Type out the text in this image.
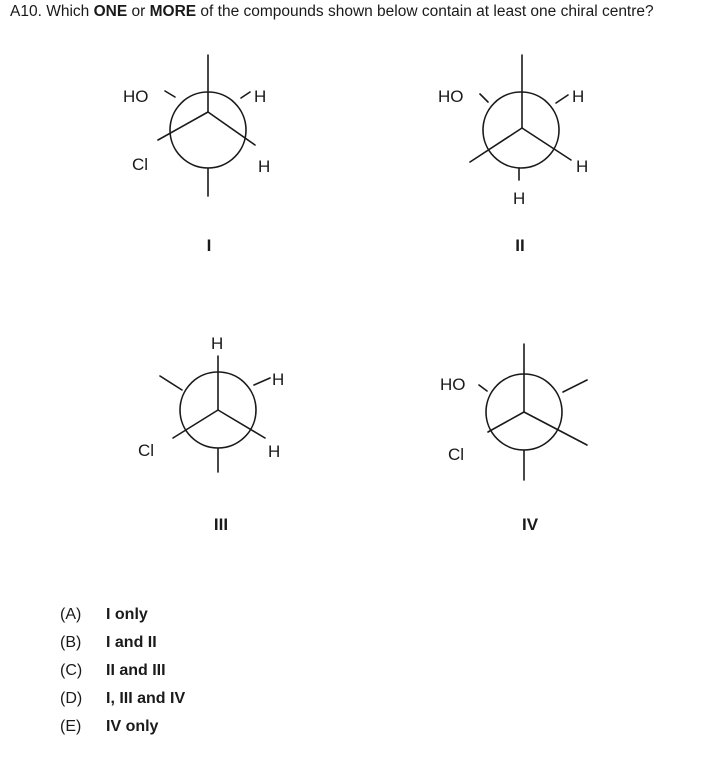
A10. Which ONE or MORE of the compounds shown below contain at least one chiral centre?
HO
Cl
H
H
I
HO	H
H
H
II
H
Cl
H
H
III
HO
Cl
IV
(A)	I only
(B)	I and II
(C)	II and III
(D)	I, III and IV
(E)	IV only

§ WHAT TO PRODUCE
Write out each entry exactly as given, but skip the pictures.

§ RESULT FOR THIS EXERCISE
Type out the text in this image.
A10. Which ONE or MORE of the compounds shown below contain at least one chiral centre?
HO
Cl
H
H
I
HO	H
H
H
II
H
Cl
H
H
III
HO
Cl
IV
(A)	I only
(B)	I and II
(C)	II and III
(D)	I, III and IV
(E)	IV only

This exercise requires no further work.